++++ Extracted material

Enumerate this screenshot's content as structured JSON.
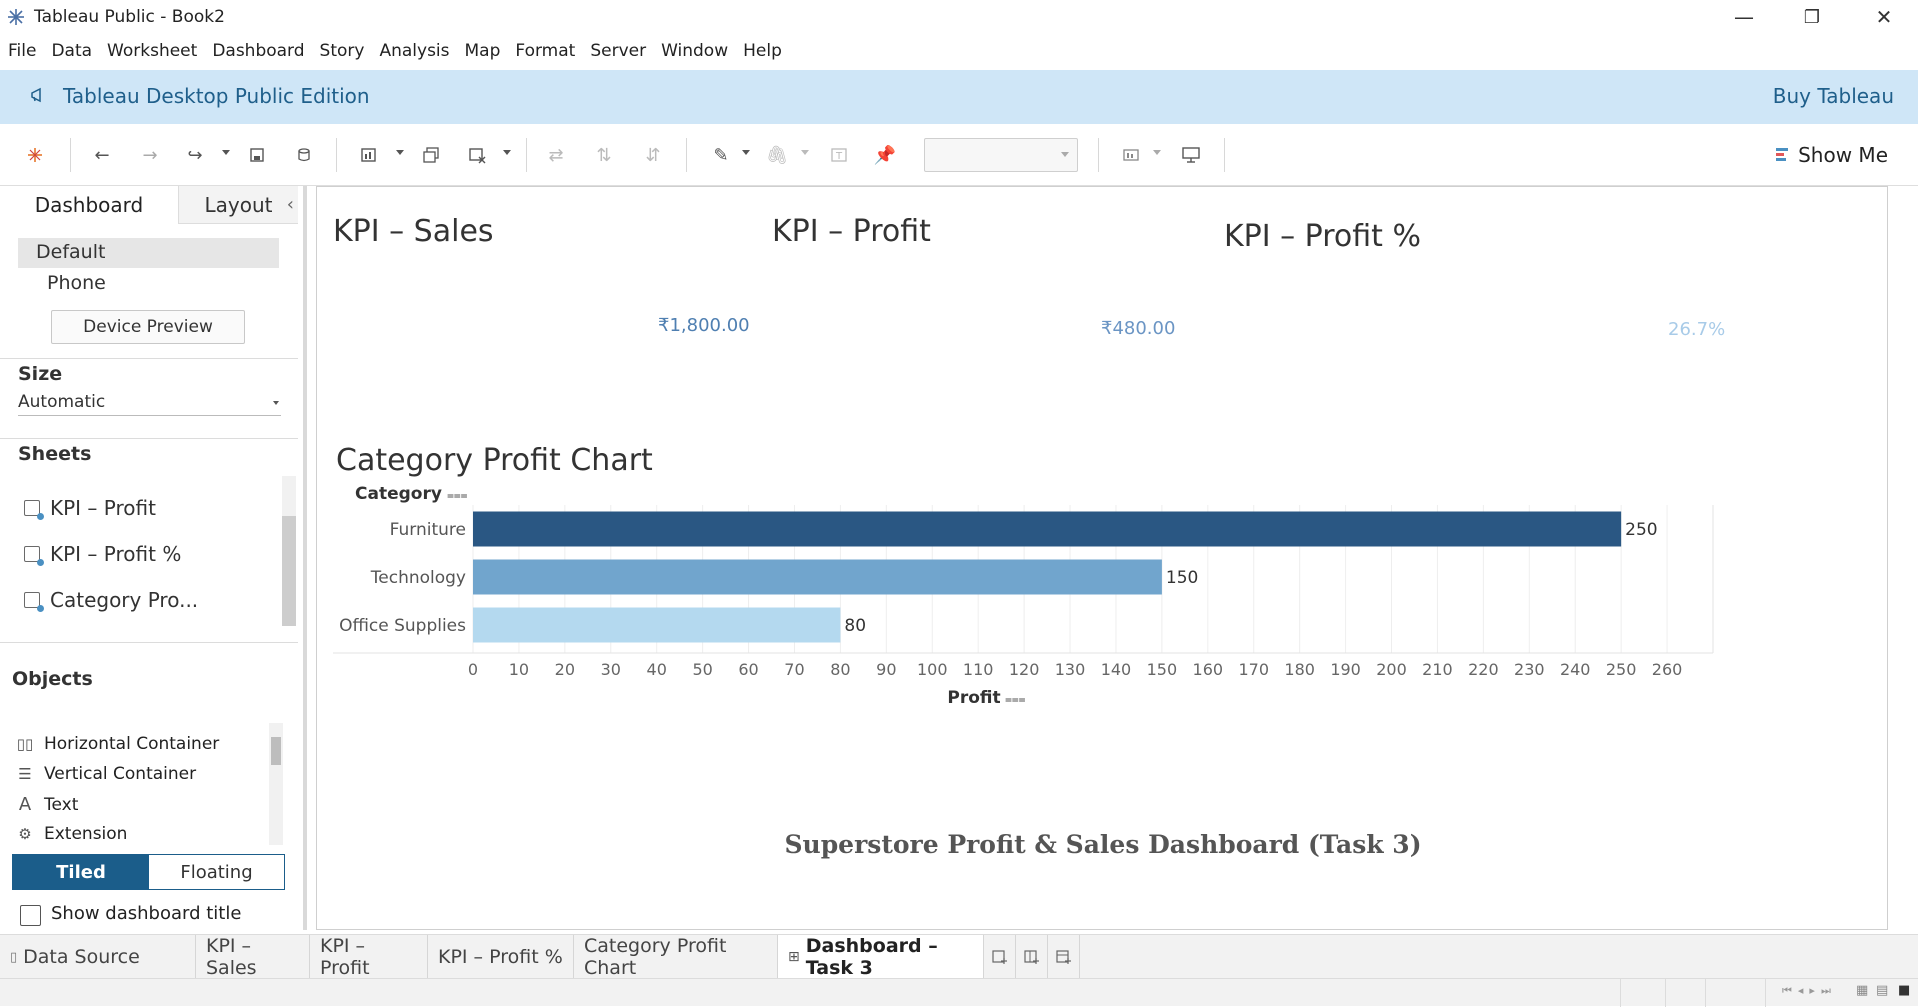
{
  "window": {
    "title": "Tableau Public - Book2",
    "minimize": "—",
    "restore": "❐",
    "close": "✕"
  },
  "menu": [
    "File",
    "Data",
    "Worksheet",
    "Dashboard",
    "Story",
    "Analysis",
    "Map",
    "Format",
    "Server",
    "Window",
    "Help"
  ],
  "banner": {
    "edition": "Tableau Desktop Public Edition",
    "buy": "Buy Tableau"
  },
  "toolbar": {
    "show_me": "Show Me"
  },
  "left_panel": {
    "tabs": [
      "Dashboard",
      "Layout"
    ],
    "collapse_icon": "‹",
    "device": {
      "default": "Default",
      "phone": "Phone",
      "preview_button": "Device Preview"
    },
    "size": {
      "title": "Size",
      "value": "Automatic"
    },
    "sheets": {
      "title": "Sheets",
      "items": [
        "KPI – Profit",
        "KPI – Profit %",
        "Category Pro..."
      ]
    },
    "objects": {
      "title": "Objects",
      "items": [
        {
          "label": "Horizontal Container",
          "icon": "horizontal-container-icon"
        },
        {
          "label": "Vertical Container",
          "icon": "vertical-container-icon"
        },
        {
          "label": "Text",
          "icon": "text-icon"
        },
        {
          "label": "Extension",
          "icon": "extension-icon"
        }
      ]
    },
    "layout_mode": {
      "tiled": "Tiled",
      "floating": "Floating",
      "selected": "Tiled"
    },
    "show_title": {
      "label": "Show dashboard title",
      "checked": false
    }
  },
  "dashboard": {
    "kpis": [
      {
        "title": "KPI – Sales",
        "value": "₹1,800.00",
        "color": "#4f7fb1"
      },
      {
        "title": "KPI – Profit",
        "value": "₹480.00",
        "color": "#6b95c4"
      },
      {
        "title": "KPI – Profit %",
        "value": "26.7%",
        "color": "#a8cbe8"
      }
    ],
    "footer_title": "Superstore Profit & Sales Dashboard (Task 3)"
  },
  "chart_data": {
    "type": "bar",
    "orientation": "horizontal",
    "title": "Category Profit Chart",
    "row_header": "Category",
    "xlabel": "Profit",
    "categories": [
      "Furniture",
      "Technology",
      "Office Supplies"
    ],
    "values": [
      250,
      150,
      80
    ],
    "colors": [
      "#2a5783",
      "#71a5cd",
      "#b4d9ef"
    ],
    "xlim": [
      0,
      270
    ],
    "xticks": [
      0,
      10,
      20,
      30,
      40,
      50,
      60,
      70,
      80,
      90,
      100,
      110,
      120,
      130,
      140,
      150,
      160,
      170,
      180,
      190,
      200,
      210,
      220,
      230,
      240,
      250,
      260
    ],
    "grid": true
  },
  "bottom_tabs": [
    {
      "label": "Data Source",
      "active": false
    },
    {
      "label": "KPI – Sales",
      "active": false
    },
    {
      "label": "KPI – Profit",
      "active": false
    },
    {
      "label": "KPI – Profit %",
      "active": false
    },
    {
      "label": "Category Profit Chart",
      "active": false
    },
    {
      "label": "Dashboard – Task 3",
      "active": true
    }
  ]
}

++++++++

= Request =
Give every line back word for word and leave the pictures out.

= Written answer =
Enumerate this screenshot's content as structured JSON.
{
  "window": {
    "title": "Tableau Public - Book2",
    "minimize": "—",
    "restore": "❐",
    "close": "✕"
  },
  "menu": [
    "File",
    "Data",
    "Worksheet",
    "Dashboard",
    "Story",
    "Analysis",
    "Map",
    "Format",
    "Server",
    "Window",
    "Help"
  ],
  "banner": {
    "edition": "Tableau Desktop Public Edition",
    "buy": "Buy Tableau"
  },
  "toolbar": {
    "show_me": "Show Me"
  },
  "left_panel": {
    "tabs": [
      "Dashboard",
      "Layout"
    ],
    "collapse_icon": "‹",
    "device": {
      "default": "Default",
      "phone": "Phone",
      "preview_button": "Device Preview"
    },
    "size": {
      "title": "Size",
      "value": "Automatic"
    },
    "sheets": {
      "title": "Sheets",
      "items": [
        "KPI – Profit",
        "KPI – Profit %",
        "Category Pro..."
      ]
    },
    "objects": {
      "title": "Objects",
      "items": [
        {
          "label": "Horizontal Container",
          "icon": "horizontal-container-icon"
        },
        {
          "label": "Vertical Container",
          "icon": "vertical-container-icon"
        },
        {
          "label": "Text",
          "icon": "text-icon"
        },
        {
          "label": "Extension",
          "icon": "extension-icon"
        }
      ]
    },
    "layout_mode": {
      "tiled": "Tiled",
      "floating": "Floating",
      "selected": "Tiled"
    },
    "show_title": {
      "label": "Show dashboard title",
      "checked": false
    }
  },
  "dashboard": {
    "kpis": [
      {
        "title": "KPI – Sales",
        "value": "₹1,800.00",
        "color": "#4f7fb1"
      },
      {
        "title": "KPI – Profit",
        "value": "₹480.00",
        "color": "#6b95c4"
      },
      {
        "title": "KPI – Profit %",
        "value": "26.7%",
        "color": "#a8cbe8"
      }
    ],
    "footer_title": "Superstore Profit & Sales Dashboard (Task 3)"
  },
  "chart_data": {
    "type": "bar",
    "orientation": "horizontal",
    "title": "Category Profit Chart",
    "row_header": "Category",
    "xlabel": "Profit",
    "categories": [
      "Furniture",
      "Technology",
      "Office Supplies"
    ],
    "values": [
      250,
      150,
      80
    ],
    "colors": [
      "#2a5783",
      "#71a5cd",
      "#b4d9ef"
    ],
    "xlim": [
      0,
      270
    ],
    "xticks": [
      0,
      10,
      20,
      30,
      40,
      50,
      60,
      70,
      80,
      90,
      100,
      110,
      120,
      130,
      140,
      150,
      160,
      170,
      180,
      190,
      200,
      210,
      220,
      230,
      240,
      250,
      260
    ],
    "grid": true
  },
  "bottom_tabs": [
    {
      "label": "Data Source",
      "active": false
    },
    {
      "label": "KPI – Sales",
      "active": false
    },
    {
      "label": "KPI – Profit",
      "active": false
    },
    {
      "label": "KPI – Profit %",
      "active": false
    },
    {
      "label": "Category Profit Chart",
      "active": false
    },
    {
      "label": "Dashboard – Task 3",
      "active": true
    }
  ]
}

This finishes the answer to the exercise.